- _WHAT THE TASK ASKS_
Check each line of the entries below for the string "cognition" and state how many lines have it, with no other text.

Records

"""

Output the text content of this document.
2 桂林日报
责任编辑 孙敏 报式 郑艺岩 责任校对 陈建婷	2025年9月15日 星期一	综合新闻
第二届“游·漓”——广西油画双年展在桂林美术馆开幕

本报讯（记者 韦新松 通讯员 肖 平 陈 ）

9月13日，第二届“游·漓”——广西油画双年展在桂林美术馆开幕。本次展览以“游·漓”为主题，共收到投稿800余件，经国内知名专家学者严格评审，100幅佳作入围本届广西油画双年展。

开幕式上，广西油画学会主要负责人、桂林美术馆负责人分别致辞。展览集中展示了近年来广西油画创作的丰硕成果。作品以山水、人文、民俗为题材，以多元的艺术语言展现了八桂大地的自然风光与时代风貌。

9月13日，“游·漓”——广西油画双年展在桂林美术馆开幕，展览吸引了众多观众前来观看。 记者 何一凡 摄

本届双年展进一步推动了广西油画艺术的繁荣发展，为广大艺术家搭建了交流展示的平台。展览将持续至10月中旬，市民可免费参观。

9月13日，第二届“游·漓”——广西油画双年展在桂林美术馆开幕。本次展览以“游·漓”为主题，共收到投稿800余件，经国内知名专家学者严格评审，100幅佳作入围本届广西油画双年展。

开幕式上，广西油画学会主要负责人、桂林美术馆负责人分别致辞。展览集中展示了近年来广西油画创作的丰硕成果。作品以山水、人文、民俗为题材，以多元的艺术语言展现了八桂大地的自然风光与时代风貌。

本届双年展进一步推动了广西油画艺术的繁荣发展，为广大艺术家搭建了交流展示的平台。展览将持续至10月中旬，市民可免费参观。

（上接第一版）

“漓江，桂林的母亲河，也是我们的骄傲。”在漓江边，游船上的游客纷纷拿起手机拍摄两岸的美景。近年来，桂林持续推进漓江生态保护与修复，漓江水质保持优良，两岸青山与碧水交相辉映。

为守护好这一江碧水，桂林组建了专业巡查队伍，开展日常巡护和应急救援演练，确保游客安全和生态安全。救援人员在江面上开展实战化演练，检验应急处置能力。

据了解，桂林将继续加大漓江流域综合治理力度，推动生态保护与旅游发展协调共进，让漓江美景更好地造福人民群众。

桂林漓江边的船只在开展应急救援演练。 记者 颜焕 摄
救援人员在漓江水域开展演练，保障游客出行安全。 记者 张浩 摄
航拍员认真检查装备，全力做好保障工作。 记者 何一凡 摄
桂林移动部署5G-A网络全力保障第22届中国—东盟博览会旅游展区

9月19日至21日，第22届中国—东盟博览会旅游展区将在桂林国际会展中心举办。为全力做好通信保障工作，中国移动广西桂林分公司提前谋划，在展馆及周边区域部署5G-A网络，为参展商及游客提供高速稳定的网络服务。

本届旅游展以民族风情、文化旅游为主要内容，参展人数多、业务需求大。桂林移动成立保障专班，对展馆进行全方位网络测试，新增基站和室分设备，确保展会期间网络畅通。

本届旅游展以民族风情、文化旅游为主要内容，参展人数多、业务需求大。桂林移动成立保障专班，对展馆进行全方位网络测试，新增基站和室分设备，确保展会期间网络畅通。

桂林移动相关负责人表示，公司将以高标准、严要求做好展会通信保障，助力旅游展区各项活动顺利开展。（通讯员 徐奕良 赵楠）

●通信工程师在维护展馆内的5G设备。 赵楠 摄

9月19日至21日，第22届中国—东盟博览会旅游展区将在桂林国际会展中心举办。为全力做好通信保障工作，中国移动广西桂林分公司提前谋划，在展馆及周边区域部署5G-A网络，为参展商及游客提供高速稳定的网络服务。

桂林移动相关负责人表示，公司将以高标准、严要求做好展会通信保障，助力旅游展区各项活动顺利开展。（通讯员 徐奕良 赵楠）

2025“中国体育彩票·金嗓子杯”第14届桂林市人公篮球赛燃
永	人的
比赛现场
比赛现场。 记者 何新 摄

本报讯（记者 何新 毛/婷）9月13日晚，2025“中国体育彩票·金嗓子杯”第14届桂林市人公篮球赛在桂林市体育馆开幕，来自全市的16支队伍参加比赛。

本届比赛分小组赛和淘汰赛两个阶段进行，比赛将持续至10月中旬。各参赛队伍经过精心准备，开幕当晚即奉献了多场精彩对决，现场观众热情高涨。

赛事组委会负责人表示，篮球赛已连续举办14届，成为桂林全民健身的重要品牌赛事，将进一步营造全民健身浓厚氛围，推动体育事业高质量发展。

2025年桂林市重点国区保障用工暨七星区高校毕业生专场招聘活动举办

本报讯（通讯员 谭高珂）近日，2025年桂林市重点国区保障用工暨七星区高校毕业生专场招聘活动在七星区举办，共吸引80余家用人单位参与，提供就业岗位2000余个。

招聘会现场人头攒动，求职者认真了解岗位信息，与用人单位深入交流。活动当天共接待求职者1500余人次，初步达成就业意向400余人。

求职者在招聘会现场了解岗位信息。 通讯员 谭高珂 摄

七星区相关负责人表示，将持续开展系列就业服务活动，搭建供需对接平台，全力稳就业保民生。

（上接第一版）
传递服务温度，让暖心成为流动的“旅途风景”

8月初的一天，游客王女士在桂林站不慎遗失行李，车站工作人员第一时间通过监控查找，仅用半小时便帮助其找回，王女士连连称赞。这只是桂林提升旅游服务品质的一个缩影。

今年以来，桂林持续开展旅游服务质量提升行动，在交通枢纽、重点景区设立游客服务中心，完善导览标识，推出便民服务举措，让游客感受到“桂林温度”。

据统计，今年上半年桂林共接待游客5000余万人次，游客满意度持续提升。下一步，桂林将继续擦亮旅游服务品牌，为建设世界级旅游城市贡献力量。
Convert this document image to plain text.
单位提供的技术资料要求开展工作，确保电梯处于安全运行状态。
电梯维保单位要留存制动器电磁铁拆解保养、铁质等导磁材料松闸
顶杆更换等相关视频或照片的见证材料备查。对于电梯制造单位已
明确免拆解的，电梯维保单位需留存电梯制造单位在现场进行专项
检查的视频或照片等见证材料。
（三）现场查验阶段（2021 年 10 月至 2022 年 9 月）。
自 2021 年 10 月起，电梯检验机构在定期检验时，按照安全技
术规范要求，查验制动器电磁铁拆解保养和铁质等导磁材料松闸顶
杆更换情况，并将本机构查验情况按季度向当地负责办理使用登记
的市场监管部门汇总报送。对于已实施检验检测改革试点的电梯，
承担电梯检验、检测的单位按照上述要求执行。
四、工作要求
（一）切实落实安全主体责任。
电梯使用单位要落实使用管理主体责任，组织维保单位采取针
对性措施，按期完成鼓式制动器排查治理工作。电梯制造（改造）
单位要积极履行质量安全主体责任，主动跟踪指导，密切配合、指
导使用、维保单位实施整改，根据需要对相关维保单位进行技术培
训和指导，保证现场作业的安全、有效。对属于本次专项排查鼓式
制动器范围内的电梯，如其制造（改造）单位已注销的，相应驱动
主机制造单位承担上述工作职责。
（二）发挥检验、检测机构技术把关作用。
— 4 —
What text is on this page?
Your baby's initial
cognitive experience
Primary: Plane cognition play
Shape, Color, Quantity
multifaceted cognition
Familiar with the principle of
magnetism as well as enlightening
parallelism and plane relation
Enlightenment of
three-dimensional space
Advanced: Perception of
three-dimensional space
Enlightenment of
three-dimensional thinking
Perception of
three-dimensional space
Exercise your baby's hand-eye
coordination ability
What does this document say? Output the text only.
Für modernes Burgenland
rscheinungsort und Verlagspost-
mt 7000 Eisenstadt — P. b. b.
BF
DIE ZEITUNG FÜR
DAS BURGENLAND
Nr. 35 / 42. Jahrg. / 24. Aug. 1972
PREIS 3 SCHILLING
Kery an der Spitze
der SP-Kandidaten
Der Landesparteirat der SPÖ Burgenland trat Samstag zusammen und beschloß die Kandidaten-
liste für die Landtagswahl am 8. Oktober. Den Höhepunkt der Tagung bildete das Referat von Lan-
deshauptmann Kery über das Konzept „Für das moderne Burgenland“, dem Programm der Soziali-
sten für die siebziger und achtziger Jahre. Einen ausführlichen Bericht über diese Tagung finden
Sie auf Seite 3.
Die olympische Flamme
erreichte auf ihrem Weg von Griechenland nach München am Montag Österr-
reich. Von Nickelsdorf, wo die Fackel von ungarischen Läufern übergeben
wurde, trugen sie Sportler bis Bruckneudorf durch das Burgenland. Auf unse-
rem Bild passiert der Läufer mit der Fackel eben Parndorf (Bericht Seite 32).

"""

- _FINISHED ANSWER_
2